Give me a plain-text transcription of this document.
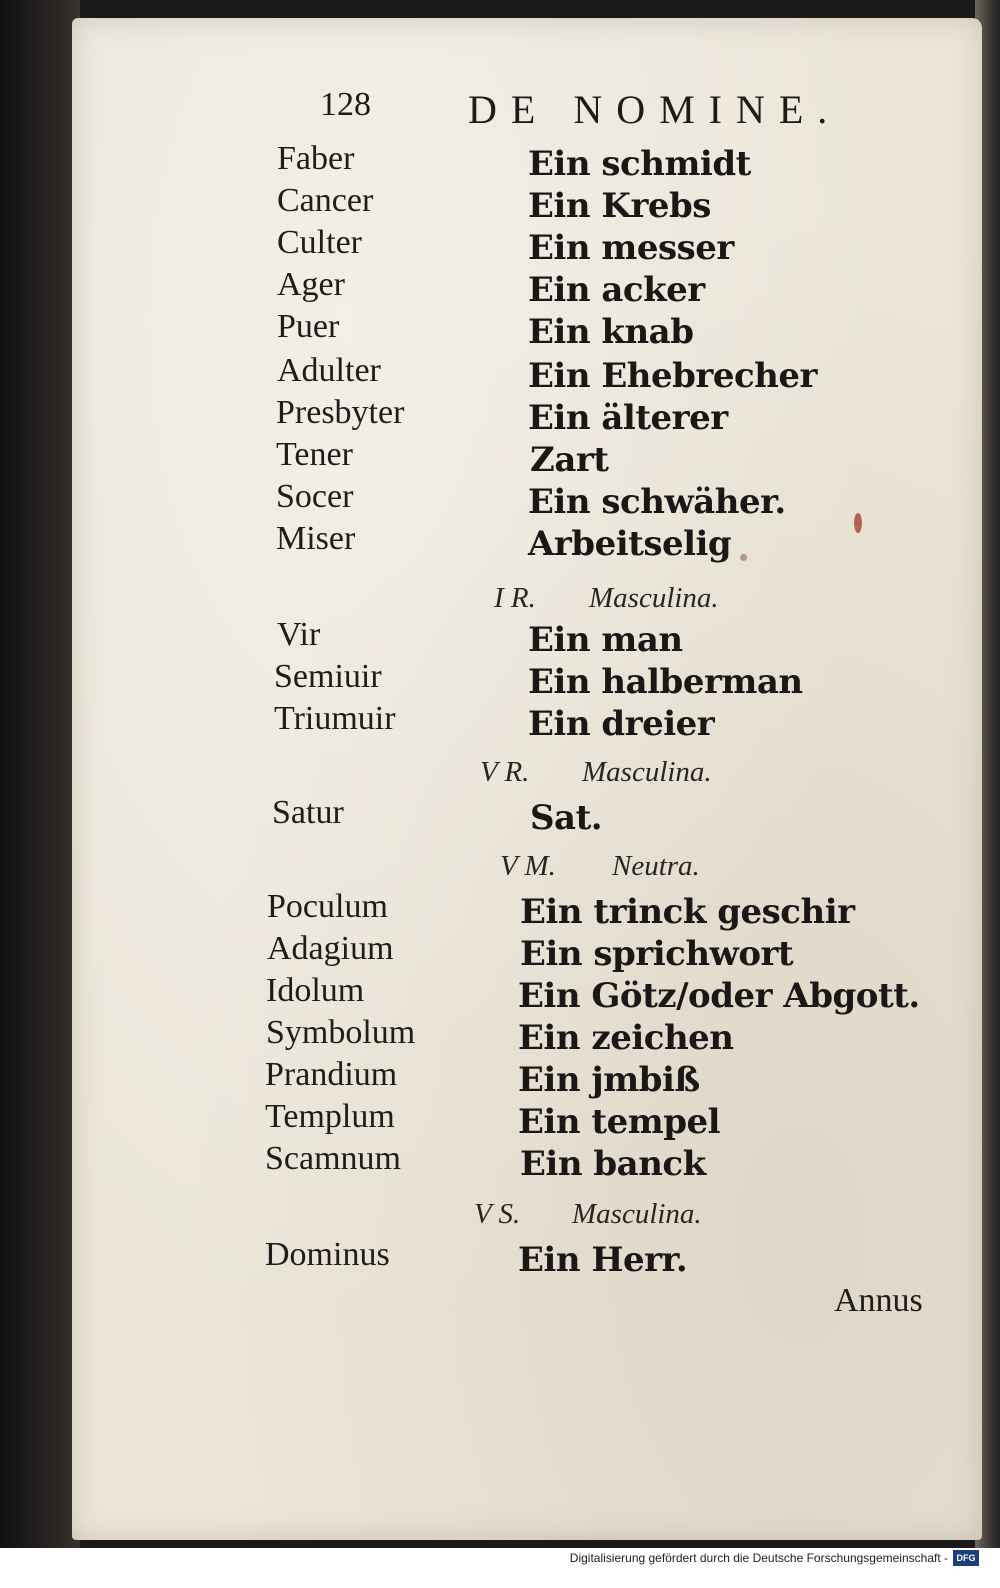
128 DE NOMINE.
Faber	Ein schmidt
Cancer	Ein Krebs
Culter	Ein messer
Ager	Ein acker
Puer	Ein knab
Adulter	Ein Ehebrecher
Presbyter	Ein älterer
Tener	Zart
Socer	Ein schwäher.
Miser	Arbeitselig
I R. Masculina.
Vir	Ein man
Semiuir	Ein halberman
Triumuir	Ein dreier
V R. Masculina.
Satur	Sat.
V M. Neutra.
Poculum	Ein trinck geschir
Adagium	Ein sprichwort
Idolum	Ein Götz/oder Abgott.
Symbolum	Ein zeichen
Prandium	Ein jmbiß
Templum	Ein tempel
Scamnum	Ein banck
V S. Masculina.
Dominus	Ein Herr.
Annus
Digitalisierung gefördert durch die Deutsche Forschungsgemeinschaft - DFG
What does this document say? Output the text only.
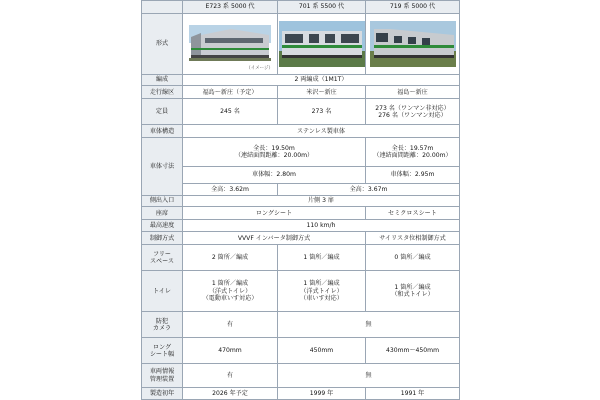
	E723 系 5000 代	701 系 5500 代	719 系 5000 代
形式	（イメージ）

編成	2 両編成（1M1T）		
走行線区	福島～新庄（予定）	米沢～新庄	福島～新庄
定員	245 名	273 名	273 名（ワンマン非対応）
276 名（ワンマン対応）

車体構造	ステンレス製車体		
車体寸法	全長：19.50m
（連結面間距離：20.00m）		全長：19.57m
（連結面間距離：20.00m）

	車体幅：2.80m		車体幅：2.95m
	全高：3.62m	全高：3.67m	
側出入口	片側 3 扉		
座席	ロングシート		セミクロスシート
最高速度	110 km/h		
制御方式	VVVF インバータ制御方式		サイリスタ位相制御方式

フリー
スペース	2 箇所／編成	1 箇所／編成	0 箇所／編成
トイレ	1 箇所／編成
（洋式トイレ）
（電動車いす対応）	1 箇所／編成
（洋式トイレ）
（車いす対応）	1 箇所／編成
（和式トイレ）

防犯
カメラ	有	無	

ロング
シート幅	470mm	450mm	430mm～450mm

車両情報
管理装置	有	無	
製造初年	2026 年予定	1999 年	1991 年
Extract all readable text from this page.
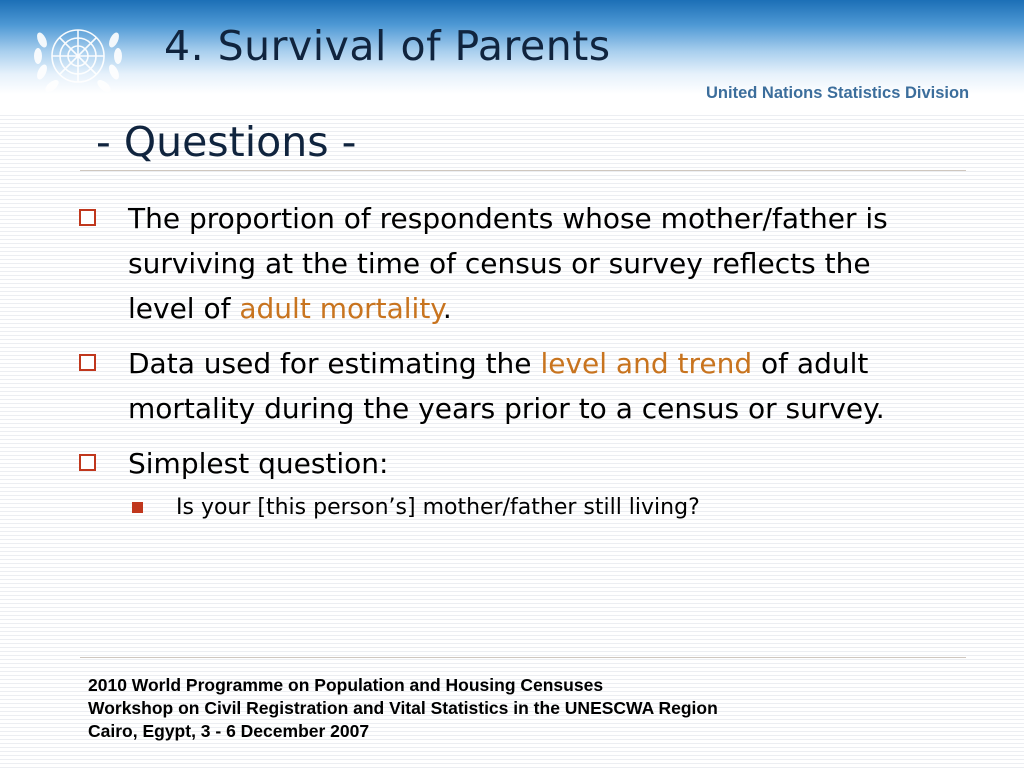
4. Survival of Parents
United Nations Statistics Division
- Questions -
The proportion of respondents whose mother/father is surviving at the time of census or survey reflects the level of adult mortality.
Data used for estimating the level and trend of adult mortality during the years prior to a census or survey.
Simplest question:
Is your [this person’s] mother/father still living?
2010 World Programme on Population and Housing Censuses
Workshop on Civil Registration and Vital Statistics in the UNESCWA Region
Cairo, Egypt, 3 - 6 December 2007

****

| TASK TO COMPLETE |
Find the word "document" in the data and show each line that holds it.

| SOLUTION FOR THIS PROBLEM |
Give me a plain-text transcription of this document.
What does this document say? Output the text only.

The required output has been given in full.